What is being asked
Which lines contain the word "name"? Return each of them as written.

Items from a figure collection:
- - - - - - -

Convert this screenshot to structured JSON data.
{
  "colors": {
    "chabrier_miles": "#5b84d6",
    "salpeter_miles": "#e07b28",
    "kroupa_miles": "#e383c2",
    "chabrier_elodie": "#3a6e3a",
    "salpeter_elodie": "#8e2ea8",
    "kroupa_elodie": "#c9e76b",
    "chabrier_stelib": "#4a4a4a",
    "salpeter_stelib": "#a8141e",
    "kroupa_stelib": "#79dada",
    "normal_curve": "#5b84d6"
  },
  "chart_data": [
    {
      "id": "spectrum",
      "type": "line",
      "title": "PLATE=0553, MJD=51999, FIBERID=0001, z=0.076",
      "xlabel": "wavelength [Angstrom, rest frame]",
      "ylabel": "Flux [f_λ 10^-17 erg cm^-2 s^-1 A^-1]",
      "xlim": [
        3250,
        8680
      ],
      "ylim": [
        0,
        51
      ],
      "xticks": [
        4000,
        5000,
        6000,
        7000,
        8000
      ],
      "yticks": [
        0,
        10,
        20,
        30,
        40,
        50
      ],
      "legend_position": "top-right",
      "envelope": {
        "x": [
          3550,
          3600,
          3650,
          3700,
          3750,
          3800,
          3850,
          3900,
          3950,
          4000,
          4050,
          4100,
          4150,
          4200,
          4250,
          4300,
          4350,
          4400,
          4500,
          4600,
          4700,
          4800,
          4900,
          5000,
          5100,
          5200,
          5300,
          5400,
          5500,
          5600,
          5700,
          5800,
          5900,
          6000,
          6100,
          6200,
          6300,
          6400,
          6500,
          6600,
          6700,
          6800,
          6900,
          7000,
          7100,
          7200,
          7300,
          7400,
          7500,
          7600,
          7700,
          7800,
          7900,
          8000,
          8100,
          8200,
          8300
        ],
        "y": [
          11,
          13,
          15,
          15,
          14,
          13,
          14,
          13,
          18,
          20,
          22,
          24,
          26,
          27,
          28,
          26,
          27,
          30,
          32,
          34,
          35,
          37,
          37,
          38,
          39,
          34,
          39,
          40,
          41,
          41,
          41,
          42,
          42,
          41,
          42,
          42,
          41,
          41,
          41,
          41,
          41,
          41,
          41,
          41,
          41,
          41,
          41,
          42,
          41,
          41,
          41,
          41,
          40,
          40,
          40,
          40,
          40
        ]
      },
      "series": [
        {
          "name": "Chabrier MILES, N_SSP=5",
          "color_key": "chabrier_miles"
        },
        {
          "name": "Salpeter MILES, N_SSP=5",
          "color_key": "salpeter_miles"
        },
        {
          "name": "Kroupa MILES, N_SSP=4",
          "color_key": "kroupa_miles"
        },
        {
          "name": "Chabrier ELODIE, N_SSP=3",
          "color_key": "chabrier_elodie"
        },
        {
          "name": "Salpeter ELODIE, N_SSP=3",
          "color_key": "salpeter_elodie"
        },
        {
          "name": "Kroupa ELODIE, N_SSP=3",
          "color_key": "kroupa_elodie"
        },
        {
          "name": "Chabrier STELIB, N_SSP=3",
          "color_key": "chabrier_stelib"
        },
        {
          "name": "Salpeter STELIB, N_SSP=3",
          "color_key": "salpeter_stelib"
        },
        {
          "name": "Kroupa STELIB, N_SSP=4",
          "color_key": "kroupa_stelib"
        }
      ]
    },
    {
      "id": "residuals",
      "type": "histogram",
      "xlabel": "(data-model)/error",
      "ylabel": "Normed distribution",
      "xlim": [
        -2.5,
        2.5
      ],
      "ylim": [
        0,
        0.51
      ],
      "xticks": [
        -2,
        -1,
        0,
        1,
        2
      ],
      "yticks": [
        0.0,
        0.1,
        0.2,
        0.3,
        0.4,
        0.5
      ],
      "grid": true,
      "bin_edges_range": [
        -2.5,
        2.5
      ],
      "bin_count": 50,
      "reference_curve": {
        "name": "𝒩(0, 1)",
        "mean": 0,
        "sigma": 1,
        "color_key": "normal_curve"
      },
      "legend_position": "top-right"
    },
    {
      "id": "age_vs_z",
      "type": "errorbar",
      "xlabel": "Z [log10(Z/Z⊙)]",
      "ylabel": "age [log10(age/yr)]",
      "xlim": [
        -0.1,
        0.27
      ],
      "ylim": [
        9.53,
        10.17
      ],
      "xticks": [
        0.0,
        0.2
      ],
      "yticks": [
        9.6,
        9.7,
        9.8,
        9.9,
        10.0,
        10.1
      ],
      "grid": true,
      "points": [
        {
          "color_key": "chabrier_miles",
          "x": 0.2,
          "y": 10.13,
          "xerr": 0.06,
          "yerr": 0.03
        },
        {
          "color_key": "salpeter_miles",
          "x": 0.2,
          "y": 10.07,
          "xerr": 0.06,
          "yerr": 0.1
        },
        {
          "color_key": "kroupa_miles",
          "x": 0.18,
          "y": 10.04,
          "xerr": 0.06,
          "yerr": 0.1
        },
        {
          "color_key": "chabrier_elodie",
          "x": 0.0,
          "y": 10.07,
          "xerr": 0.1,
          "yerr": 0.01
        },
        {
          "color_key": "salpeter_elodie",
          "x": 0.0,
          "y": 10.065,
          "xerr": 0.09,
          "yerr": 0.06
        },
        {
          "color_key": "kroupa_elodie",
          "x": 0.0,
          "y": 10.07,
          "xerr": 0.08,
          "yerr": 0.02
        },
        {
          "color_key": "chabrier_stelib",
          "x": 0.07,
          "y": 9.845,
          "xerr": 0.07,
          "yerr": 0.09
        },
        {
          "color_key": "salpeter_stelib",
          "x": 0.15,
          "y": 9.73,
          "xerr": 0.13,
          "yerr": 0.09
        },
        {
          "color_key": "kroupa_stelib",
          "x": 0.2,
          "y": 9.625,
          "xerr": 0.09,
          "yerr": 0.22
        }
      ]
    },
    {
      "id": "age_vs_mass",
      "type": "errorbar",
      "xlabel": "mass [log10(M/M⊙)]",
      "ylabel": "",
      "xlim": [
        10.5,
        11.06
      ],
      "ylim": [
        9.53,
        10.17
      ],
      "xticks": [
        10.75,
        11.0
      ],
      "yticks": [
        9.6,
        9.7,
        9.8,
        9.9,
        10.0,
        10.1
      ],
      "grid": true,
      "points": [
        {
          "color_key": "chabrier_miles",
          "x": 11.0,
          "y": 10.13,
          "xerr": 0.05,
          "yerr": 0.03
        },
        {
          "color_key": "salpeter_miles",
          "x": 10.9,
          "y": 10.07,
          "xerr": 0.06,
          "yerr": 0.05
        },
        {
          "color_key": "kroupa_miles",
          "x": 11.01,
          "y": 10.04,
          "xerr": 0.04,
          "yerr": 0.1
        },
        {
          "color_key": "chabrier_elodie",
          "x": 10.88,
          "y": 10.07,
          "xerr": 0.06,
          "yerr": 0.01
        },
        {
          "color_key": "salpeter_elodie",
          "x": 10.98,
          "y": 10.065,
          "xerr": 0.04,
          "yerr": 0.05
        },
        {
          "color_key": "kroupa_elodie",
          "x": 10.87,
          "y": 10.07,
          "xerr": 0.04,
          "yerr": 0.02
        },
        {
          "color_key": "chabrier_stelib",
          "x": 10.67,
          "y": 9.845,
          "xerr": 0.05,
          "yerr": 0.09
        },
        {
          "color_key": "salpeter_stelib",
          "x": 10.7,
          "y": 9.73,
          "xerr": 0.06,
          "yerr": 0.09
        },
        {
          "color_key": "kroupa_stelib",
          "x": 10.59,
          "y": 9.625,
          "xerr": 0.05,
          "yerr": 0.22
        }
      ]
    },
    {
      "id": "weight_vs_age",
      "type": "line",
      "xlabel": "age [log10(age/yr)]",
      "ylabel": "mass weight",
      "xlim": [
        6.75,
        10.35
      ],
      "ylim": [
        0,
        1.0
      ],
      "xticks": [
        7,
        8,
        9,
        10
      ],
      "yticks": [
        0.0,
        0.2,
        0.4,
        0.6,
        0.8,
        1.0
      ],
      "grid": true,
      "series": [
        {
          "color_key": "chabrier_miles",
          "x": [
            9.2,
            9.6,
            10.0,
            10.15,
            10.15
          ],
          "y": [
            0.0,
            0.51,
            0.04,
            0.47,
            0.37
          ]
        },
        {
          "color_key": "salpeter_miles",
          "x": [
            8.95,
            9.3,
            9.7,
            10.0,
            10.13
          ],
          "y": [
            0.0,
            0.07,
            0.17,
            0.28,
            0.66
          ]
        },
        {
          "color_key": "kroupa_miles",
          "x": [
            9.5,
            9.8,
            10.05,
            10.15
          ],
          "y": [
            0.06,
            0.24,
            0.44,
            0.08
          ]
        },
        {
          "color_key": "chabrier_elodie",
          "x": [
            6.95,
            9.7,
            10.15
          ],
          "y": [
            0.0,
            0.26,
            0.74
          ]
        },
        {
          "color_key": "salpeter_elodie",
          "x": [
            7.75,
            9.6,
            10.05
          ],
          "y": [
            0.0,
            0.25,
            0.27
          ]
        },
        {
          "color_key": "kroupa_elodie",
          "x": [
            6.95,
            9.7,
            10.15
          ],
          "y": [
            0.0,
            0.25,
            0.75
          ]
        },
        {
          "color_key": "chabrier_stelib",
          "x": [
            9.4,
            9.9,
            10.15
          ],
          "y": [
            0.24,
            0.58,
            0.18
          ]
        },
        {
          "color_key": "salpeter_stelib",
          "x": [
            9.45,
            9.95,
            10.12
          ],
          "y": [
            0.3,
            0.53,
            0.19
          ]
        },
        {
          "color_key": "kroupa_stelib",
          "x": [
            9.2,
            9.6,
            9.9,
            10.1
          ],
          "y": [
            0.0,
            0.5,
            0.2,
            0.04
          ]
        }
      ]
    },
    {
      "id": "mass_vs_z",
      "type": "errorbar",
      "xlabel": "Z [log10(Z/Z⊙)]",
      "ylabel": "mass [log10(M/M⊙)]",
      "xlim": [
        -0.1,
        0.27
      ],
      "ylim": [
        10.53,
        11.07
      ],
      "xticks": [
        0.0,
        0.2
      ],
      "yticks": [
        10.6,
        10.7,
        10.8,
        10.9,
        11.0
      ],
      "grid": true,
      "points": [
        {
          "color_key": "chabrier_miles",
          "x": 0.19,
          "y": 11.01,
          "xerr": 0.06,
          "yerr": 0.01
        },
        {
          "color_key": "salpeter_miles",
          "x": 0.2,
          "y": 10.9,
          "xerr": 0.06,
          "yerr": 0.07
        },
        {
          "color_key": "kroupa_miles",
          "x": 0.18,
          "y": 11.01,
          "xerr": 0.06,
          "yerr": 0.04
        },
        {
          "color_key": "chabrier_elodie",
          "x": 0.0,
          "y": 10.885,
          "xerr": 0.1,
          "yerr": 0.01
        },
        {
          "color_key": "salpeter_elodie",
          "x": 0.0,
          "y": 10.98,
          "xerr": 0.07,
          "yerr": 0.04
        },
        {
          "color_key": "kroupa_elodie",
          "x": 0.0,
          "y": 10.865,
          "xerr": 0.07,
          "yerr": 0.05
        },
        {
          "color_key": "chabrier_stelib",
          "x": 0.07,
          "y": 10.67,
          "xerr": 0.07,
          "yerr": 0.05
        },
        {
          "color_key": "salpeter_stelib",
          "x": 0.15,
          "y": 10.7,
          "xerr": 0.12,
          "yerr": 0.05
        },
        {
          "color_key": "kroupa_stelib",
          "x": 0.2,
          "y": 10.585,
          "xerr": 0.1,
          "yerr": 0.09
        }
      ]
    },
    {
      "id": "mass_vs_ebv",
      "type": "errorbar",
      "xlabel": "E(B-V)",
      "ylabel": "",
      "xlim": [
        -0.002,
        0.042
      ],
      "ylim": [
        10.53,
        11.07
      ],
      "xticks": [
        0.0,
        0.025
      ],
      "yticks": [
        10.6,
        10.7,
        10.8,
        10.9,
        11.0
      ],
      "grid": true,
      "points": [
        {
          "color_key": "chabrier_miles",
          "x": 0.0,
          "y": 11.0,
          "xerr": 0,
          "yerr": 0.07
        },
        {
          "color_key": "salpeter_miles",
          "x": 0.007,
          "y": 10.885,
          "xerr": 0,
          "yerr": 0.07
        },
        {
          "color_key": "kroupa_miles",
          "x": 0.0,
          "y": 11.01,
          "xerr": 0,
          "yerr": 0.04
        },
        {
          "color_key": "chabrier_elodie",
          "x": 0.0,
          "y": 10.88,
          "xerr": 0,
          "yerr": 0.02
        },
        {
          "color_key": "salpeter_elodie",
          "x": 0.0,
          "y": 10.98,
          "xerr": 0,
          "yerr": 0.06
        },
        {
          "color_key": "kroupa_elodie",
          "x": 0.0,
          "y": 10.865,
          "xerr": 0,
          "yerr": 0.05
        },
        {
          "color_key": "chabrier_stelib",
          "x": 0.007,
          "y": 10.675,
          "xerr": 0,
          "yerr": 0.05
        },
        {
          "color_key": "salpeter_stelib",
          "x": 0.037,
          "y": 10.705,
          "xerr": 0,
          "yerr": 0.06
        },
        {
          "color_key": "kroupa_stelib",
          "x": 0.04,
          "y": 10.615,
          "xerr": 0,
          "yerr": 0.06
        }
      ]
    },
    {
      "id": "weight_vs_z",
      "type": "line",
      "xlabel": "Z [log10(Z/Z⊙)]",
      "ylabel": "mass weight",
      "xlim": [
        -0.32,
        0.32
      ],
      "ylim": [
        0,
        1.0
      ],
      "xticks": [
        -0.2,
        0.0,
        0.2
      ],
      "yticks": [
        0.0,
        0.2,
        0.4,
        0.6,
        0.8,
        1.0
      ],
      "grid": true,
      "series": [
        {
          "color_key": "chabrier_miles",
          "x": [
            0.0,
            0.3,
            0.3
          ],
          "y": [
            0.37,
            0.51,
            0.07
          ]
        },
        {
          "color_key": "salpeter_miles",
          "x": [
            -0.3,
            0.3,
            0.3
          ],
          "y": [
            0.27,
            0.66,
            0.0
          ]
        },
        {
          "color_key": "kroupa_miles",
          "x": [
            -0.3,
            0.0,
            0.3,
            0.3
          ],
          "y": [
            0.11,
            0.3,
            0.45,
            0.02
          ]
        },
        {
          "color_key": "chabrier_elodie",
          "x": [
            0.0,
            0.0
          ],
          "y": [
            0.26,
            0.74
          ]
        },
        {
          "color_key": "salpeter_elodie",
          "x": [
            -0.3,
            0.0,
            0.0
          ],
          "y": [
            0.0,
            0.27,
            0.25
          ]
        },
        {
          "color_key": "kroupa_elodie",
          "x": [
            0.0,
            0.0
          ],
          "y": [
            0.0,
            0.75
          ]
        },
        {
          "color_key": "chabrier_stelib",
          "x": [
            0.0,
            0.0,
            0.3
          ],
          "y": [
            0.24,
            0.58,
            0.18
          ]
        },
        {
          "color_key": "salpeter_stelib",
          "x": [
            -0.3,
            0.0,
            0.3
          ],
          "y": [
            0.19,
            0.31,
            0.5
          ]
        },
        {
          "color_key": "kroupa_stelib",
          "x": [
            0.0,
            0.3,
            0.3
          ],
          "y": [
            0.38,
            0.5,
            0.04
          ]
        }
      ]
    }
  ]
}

- - - - - - -

Full output
          "name": "Chabrier MILES, N_SSP=5",
          "name": "Salpeter MILES, N_SSP=5",
          "name": "Kroupa MILES, N_SSP=4",
          "name": "Chabrier ELODIE, N_SSP=3",
          "name": "Salpeter ELODIE, N_SSP=3",
          "name": "Kroupa ELODIE, N_SSP=3",
          "name": "Chabrier STELIB, N_SSP=3",
          "name": "Salpeter STELIB, N_SSP=3",
          "name": "Kroupa STELIB, N_SSP=4",
        "name": "𝒩(0, 1)",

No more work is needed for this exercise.